### To be done
Transcribe each of the records below exactly, excluding all pictures.

### Data for this exercise
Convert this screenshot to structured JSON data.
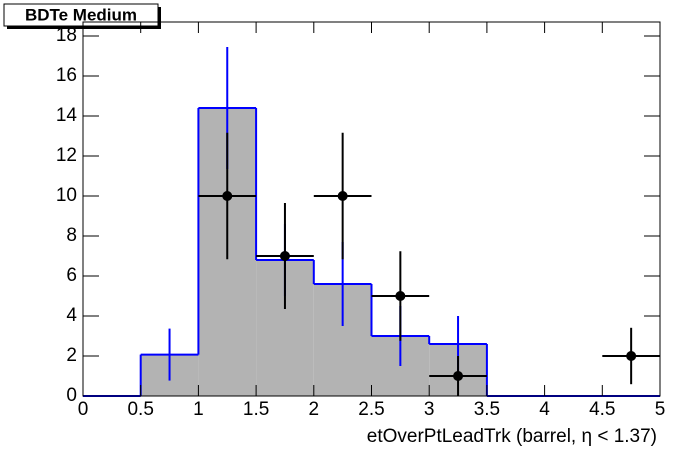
{
  "chart_data": {
    "type": "histogram",
    "title": "BDTe Medium",
    "x_label": "etOverPtLeadTrk (barrel,   η < 1.37)",
    "bins": [
      0,
      0.5,
      1,
      1.5,
      2,
      2.5,
      3,
      3.5,
      4,
      4.5,
      5
    ],
    "series": [
      {
        "color": "#0000ff",
        "fill": "#b3b3b3",
        "values": [
          0,
          2.07,
          14.4,
          6.8,
          5.6,
          3.0,
          2.6,
          0,
          0,
          0
        ],
        "errors": [
          0,
          1.3,
          3.05,
          1.8,
          2.1,
          1.5,
          1.4,
          0,
          0,
          0
        ]
      },
      {
        "color": "#000000",
        "values": [
          null,
          null,
          10,
          7,
          10,
          5,
          1,
          null,
          null,
          2
        ],
        "errors": [
          null,
          null,
          3.16,
          2.65,
          3.16,
          2.24,
          1,
          null,
          null,
          1.41
        ]
      }
    ],
    "xlim": [
      0,
      5
    ],
    "ylim": [
      0,
      18.7
    ],
    "xticks": [
      0,
      0.5,
      1,
      1.5,
      2,
      2.5,
      3,
      3.5,
      4,
      4.5,
      5
    ],
    "yticks": [
      0,
      2,
      4,
      6,
      8,
      10,
      12,
      14,
      16,
      18
    ]
  }
}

### Output of the task
Convert this screenshot to structured JSON data.
{
  "chart_data": {
    "type": "histogram",
    "title": "BDTe Medium",
    "x_label": "etOverPtLeadTrk (barrel,   η < 1.37)",
    "bins": [
      0,
      0.5,
      1,
      1.5,
      2,
      2.5,
      3,
      3.5,
      4,
      4.5,
      5
    ],
    "series": [
      {
        "color": "#0000ff",
        "fill": "#b3b3b3",
        "values": [
          0,
          2.07,
          14.4,
          6.8,
          5.6,
          3.0,
          2.6,
          0,
          0,
          0
        ],
        "errors": [
          0,
          1.3,
          3.05,
          1.8,
          2.1,
          1.5,
          1.4,
          0,
          0,
          0
        ]
      },
      {
        "color": "#000000",
        "values": [
          null,
          null,
          10,
          7,
          10,
          5,
          1,
          null,
          null,
          2
        ],
        "errors": [
          null,
          null,
          3.16,
          2.65,
          3.16,
          2.24,
          1,
          null,
          null,
          1.41
        ]
      }
    ],
    "xlim": [
      0,
      5
    ],
    "ylim": [
      0,
      18.7
    ],
    "xticks": [
      0,
      0.5,
      1,
      1.5,
      2,
      2.5,
      3,
      3.5,
      4,
      4.5,
      5
    ],
    "yticks": [
      0,
      2,
      4,
      6,
      8,
      10,
      12,
      14,
      16,
      18
    ]
  }
}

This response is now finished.